§ **Set exercise**:
Put each line of the records below into a Markdown table with the columns Row and Line. Number the rows, skip blank lines, and leave the pictures out.

§ **Records for the exercise**:
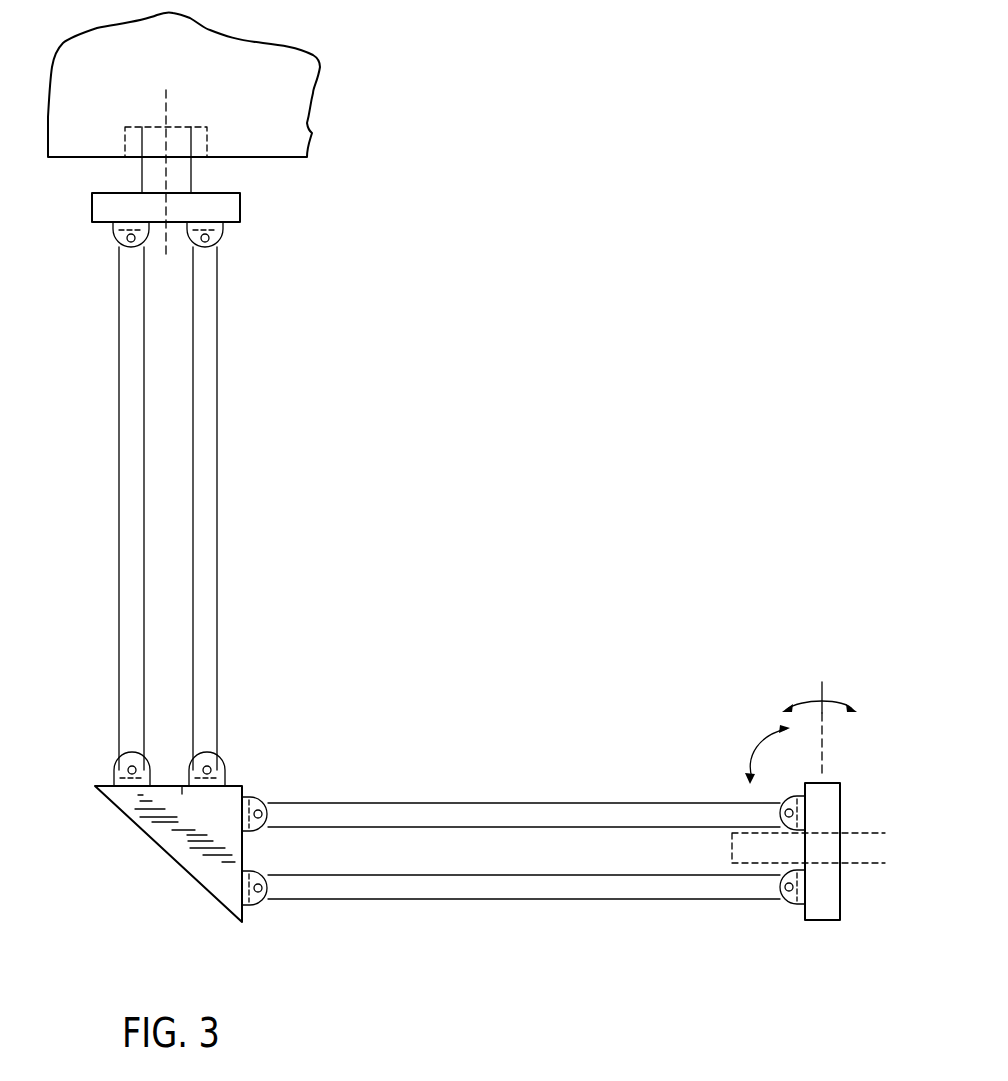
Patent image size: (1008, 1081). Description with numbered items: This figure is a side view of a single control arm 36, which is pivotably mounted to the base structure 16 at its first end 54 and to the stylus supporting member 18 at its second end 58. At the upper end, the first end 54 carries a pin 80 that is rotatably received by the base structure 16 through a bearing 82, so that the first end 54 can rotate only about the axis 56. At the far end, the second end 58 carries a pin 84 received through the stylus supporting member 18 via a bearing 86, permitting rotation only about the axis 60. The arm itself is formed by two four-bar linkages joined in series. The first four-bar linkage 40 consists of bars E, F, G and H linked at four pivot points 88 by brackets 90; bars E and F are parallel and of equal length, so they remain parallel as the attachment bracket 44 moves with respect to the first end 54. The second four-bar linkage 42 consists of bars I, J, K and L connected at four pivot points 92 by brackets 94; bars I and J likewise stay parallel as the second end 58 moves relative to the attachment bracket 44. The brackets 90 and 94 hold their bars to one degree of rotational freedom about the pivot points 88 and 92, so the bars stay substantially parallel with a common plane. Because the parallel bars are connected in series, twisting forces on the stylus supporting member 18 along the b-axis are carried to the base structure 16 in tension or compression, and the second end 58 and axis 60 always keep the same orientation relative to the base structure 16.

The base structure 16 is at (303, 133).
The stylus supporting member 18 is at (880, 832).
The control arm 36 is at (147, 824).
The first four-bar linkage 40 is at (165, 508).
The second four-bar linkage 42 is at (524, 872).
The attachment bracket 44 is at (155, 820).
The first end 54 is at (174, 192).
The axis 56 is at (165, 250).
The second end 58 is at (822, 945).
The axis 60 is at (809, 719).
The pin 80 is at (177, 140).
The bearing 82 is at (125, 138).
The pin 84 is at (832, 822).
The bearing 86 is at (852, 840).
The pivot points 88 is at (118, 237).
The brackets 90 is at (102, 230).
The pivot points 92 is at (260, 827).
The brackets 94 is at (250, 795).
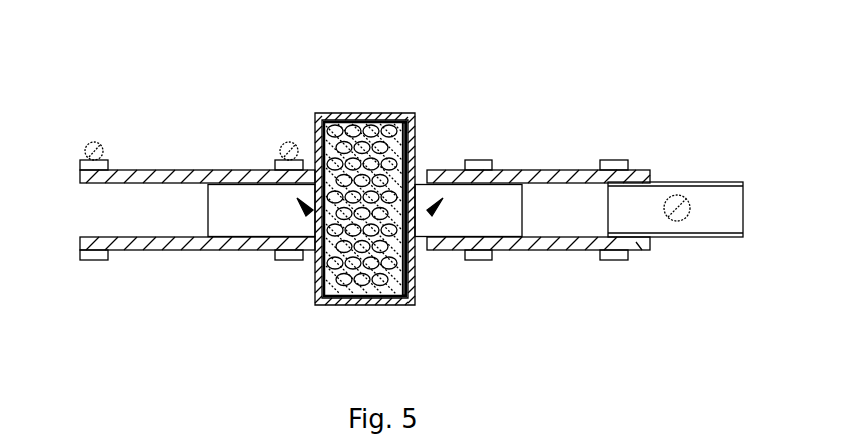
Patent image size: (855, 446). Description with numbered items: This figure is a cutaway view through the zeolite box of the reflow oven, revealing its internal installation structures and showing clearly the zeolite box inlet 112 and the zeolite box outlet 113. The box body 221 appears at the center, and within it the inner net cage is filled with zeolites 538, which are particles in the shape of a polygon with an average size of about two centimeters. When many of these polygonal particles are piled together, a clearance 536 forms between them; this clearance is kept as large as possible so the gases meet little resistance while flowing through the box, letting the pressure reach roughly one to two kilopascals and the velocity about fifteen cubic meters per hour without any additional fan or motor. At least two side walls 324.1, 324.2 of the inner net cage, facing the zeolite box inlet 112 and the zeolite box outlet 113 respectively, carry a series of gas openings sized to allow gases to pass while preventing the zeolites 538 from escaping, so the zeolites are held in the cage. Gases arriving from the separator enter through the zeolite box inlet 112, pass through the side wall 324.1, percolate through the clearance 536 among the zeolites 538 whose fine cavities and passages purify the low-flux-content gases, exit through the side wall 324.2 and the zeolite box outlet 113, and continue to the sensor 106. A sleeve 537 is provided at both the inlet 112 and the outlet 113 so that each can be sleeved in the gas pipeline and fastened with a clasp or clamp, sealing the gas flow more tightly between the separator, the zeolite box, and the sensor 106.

§ **Answer to this task**:
| Row | Line |
|---|---|
| 1 | Patent image size: (1008, 1081). Description with numbered items: This figure is a side view of a single control arm 36, which is pivotably mounted to the base structure 16 at its first end 54 and to the stylus supporting member 18 at its second end 58. At the upper end, the first end 54 carries a pin 80 that is rotatably received by the base structure 16 through a bearing 82, so that the first end 54 can rotate only about the axis 56. At the far end, the second end 58 carries a pin 84 received through the stylus supporting member 18 via a bearing 86, permitting rotation only about the axis 60. The arm itself is formed by two four-bar linkages joined in series. The first four-bar linkage 40 consists of bars E, F, G and H linked at four pivot points 88 by brackets 90; bars E and F are parallel and of equal length, so they remain parallel as the attachment bracket 44 moves with respect to the first end 54. The second four-bar linkage 42 consists of bars I, J, K and L connected at four pivot points 92 by brackets 94; bars I and J likewise stay parallel as the second end 58 moves relative to the attachment bracket 44. The brackets 90 and 94 hold their bars to one degree of rotational freedom about the pivot points 88 and 92, so the bars stay substantially parallel with a common plane. Because the parallel bars are connected in series, twisting forces on the stylus supporting member 18 along the b-axis are carried to the base structure 16 in tension or compression, and the second end 58 and axis 60 always keep the same orientation relative to the base structure 16. |
| 2 | The base structure 16 is at (303, 133). |
| 3 | The stylus supporting member 18 is at (880, 832). |
| 4 | The control arm 36 is at (147, 824). |
| 5 | The first four-bar linkage 40 is at (165, 508). |
| 6 | The second four-bar linkage 42 is at (524, 872). |
| 7 | The attachment bracket 44 is at (155, 820). |
| 8 | The first end 54 is at (174, 192). |
| 9 | The axis 56 is at (165, 250). |
| 10 | The second end 58 is at (822, 945). |
| 11 | The axis 60 is at (809, 719). |
| 12 | The pin 80 is at (177, 140). |
| 13 | The bearing 82 is at (125, 138). |
| 14 | The pin 84 is at (832, 822). |
| 15 | The bearing 86 is at (852, 840). |
| 16 | The pivot points 88 is at (118, 237). |
| 17 | The brackets 90 is at (102, 230). |
| 18 | The pivot points 92 is at (260, 827). |
| 19 | The brackets 94 is at (250, 795). |
| 20 | Patent image size: (855, 446). Description with numbered items: This figure is a cutaway view through the zeolite box of the reflow oven, revealing its internal installation structures and showing clearly the zeolite box inlet 112 and the zeolite box outlet 113. The box body 221 appears at the center, and within it the inner net cage is filled with zeolites 538, which are particles in the shape of a polygon with an average size of about two centimeters. When many of these polygonal particles are piled together, a clearance 536 forms between them; this clearance is kept as large as possible so the gases meet little resistance while flowing through the box, letting the pressure reach roughly one to two kilopascals and the velocity about fifteen cubic meters per hour without any additional fan or motor. At least two side walls 324.1, 324.2 of the inner net cage, facing the zeolite box inlet 112 and the zeolite box outlet 113 respectively, carry a series of gas openings sized to allow gases to pass while preventing the zeolites 538 from escaping, so the zeolites are held in the cage. Gases arriving from the separator enter through the zeolite box inlet 112, pass through the side wall 324.1, percolate through the clearance 536 among the zeolites 538 whose fine cavities and passages purify the low-flux-content gases, exit through the side wall 324.2 and the zeolite box outlet 113, and continue to the sensor 106. A sleeve 537 is provided at both the inlet 112 and the outlet 113 so that each can be sleeved in the gas pipeline and fastened with a clasp or clamp, sealing the gas flow more tightly between the separator, the zeolite box, and the sensor 106. |